(EXERCISE INSTRUCTIONS): Retype all material exactly. Pictures stay out of the copy.

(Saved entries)

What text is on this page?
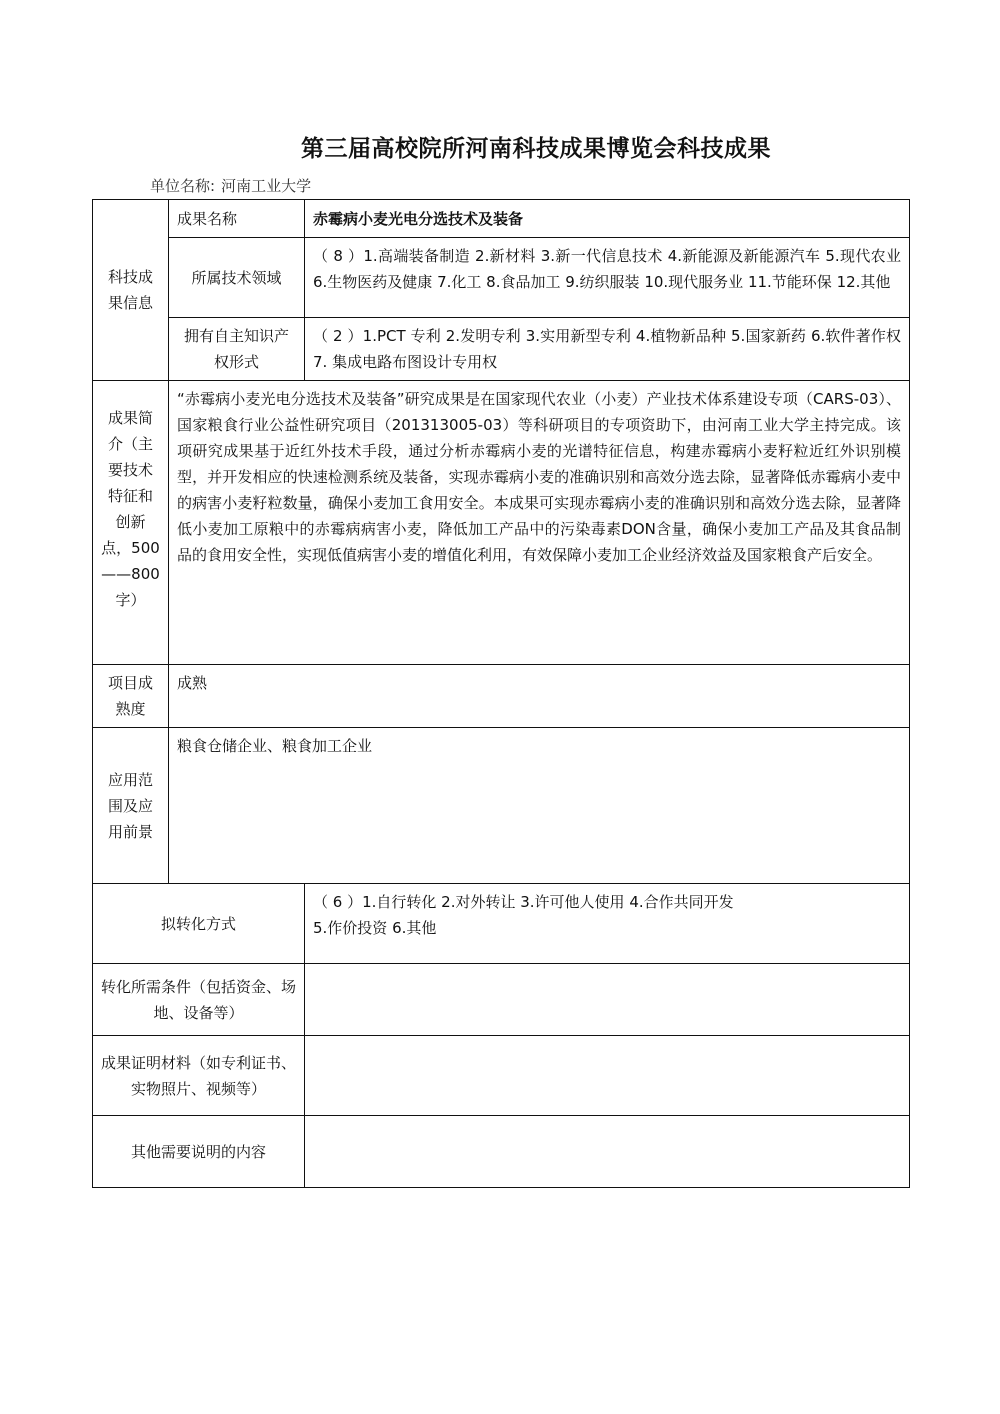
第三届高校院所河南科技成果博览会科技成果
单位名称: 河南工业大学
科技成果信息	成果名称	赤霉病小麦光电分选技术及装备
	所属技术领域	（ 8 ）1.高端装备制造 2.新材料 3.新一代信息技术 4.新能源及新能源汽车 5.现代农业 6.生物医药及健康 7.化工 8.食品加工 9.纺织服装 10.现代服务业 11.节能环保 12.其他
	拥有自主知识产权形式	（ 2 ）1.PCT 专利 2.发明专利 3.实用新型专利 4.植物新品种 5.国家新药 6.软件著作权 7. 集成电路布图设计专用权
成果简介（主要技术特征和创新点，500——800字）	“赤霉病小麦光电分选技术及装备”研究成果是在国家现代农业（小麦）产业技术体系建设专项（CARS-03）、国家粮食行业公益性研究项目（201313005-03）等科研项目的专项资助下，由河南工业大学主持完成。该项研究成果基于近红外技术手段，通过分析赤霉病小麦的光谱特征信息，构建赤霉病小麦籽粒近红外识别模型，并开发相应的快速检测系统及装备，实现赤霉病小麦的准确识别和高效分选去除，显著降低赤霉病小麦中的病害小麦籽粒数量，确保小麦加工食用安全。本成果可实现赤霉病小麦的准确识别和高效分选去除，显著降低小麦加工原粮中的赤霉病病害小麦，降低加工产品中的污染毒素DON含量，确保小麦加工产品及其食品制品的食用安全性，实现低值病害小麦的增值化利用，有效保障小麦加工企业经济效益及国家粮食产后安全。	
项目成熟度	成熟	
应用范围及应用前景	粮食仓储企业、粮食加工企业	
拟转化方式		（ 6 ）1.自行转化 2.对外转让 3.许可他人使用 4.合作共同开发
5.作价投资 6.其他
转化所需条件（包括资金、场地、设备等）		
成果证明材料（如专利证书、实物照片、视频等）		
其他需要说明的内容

(THE SOLUTION):
What text is on this page?
第三届高校院所河南科技成果博览会科技成果
单位名称: 河南工业大学
科技成果信息	成果名称	赤霉病小麦光电分选技术及装备
	所属技术领域	（ 8 ）1.高端装备制造 2.新材料 3.新一代信息技术 4.新能源及新能源汽车 5.现代农业 6.生物医药及健康 7.化工 8.食品加工 9.纺织服装 10.现代服务业 11.节能环保 12.其他
	拥有自主知识产权形式	（ 2 ）1.PCT 专利 2.发明专利 3.实用新型专利 4.植物新品种 5.国家新药 6.软件著作权 7. 集成电路布图设计专用权
成果简介（主要技术特征和创新点，500——800字）	“赤霉病小麦光电分选技术及装备”研究成果是在国家现代农业（小麦）产业技术体系建设专项（CARS-03）、国家粮食行业公益性研究项目（201313005-03）等科研项目的专项资助下，由河南工业大学主持完成。该项研究成果基于近红外技术手段，通过分析赤霉病小麦的光谱特征信息，构建赤霉病小麦籽粒近红外识别模型，并开发相应的快速检测系统及装备，实现赤霉病小麦的准确识别和高效分选去除，显著降低赤霉病小麦中的病害小麦籽粒数量，确保小麦加工食用安全。本成果可实现赤霉病小麦的准确识别和高效分选去除，显著降低小麦加工原粮中的赤霉病病害小麦，降低加工产品中的污染毒素DON含量，确保小麦加工产品及其食品制品的食用安全性，实现低值病害小麦的增值化利用，有效保障小麦加工企业经济效益及国家粮食产后安全。	
项目成熟度	成熟	
应用范围及应用前景	粮食仓储企业、粮食加工企业	
拟转化方式		（ 6 ）1.自行转化 2.对外转让 3.许可他人使用 4.合作共同开发
5.作价投资 6.其他
转化所需条件（包括资金、场地、设备等）		
成果证明材料（如专利证书、实物照片、视频等）		
其他需要说明的内容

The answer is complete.